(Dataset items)
################

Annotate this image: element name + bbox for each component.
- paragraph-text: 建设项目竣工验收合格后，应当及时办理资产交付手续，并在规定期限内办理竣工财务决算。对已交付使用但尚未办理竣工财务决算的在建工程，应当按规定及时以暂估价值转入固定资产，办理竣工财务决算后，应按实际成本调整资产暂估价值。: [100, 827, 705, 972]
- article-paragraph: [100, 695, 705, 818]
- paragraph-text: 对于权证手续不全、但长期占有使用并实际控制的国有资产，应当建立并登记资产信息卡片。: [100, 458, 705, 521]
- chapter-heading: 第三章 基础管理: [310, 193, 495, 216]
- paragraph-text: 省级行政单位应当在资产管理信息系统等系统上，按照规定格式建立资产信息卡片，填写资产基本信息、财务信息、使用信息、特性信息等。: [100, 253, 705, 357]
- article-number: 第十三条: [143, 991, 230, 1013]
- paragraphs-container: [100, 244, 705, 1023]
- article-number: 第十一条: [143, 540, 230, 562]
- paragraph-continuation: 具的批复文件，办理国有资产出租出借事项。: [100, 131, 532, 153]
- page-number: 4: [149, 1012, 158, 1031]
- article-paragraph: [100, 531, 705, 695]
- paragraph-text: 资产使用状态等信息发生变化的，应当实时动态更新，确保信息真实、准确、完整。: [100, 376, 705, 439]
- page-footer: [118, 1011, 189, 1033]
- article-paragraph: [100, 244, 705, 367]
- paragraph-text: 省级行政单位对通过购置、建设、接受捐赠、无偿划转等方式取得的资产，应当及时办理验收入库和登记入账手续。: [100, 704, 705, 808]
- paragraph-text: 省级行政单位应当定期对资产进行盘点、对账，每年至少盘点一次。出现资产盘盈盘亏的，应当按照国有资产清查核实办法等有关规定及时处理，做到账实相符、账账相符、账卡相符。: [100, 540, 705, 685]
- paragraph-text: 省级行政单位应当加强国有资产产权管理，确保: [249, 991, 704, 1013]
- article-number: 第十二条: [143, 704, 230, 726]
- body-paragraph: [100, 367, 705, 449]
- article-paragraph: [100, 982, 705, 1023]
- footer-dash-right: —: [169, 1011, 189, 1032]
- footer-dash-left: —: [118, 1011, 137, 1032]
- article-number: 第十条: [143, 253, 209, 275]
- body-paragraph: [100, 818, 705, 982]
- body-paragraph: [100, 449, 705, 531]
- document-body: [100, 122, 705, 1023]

################

Written task: Express the lines above as a JSON list of strings, one string per line, omitting blank lines.

Correct answer:
[
  "Annotate this image: element name + bbox for each component.",
  "- paragraph-text: 建设项目竣工验收合格后，应当及时办理资产交付手续，并在规定期限内办理竣工财务决算。对已交付使用但尚未办理竣工财务决算的在建工程，应当按规定及时以暂估价值转入固定资产，办理竣工财务决算后，应按实际成本调整资产暂估价值。: [100, 827, 705, 972]",
  "- article-paragraph: [100, 695, 705, 818]",
  "- paragraph-text: 对于权证手续不全、但长期占有使用并实际控制的国有资产，应当建立并登记资产信息卡片。: [100, 458, 705, 521]",
  "- chapter-heading: 第三章 基础管理: [310, 193, 495, 216]",
  "- paragraph-text: 省级行政单位应当在资产管理信息系统等系统上，按照规定格式建立资产信息卡片，填写资产基本信息、财务信息、使用信息、特性信息等。: [100, 253, 705, 357]",
  "- article-number: 第十三条: [143, 991, 230, 1013]",
  "- paragraphs-container: [100, 244, 705, 1023]",
  "- article-number: 第十一条: [143, 540, 230, 562]",
  "- paragraph-continuation: 具的批复文件，办理国有资产出租出借事项。: [100, 131, 532, 153]",
  "- page-number: 4: [149, 1012, 158, 1031]",
  "- article-paragraph: [100, 531, 705, 695]",
  "- paragraph-text: 资产使用状态等信息发生变化的，应当实时动态更新，确保信息真实、准确、完整。: [100, 376, 705, 439]",
  "- page-footer: [118, 1011, 189, 1033]",
  "- article-paragraph: [100, 244, 705, 367]",
  "- paragraph-text: 省级行政单位对通过购置、建设、接受捐赠、无偿划转等方式取得的资产，应当及时办理验收入库和登记入账手续。: [100, 704, 705, 808]",
  "- paragraph-text: 省级行政单位应当定期对资产进行盘点、对账，每年至少盘点一次。出现资产盘盈盘亏的，应当按照国有资产清查核实办法等有关规定及时处理，做到账实相符、账账相符、账卡相符。: [100, 540, 705, 685]",
  "- paragraph-text: 省级行政单位应当加强国有资产产权管理，确保: [249, 991, 704, 1013]",
  "- article-number: 第十二条: [143, 704, 230, 726]",
  "- body-paragraph: [100, 367, 705, 449]",
  "- article-paragraph: [100, 982, 705, 1023]",
  "- footer-dash-right: —: [169, 1011, 189, 1032]",
  "- footer-dash-left: —: [118, 1011, 137, 1032]",
  "- article-number: 第十条: [143, 253, 209, 275]",
  "- body-paragraph: [100, 818, 705, 982]",
  "- body-paragraph: [100, 449, 705, 531]",
  "- document-body: [100, 122, 705, 1023]"
]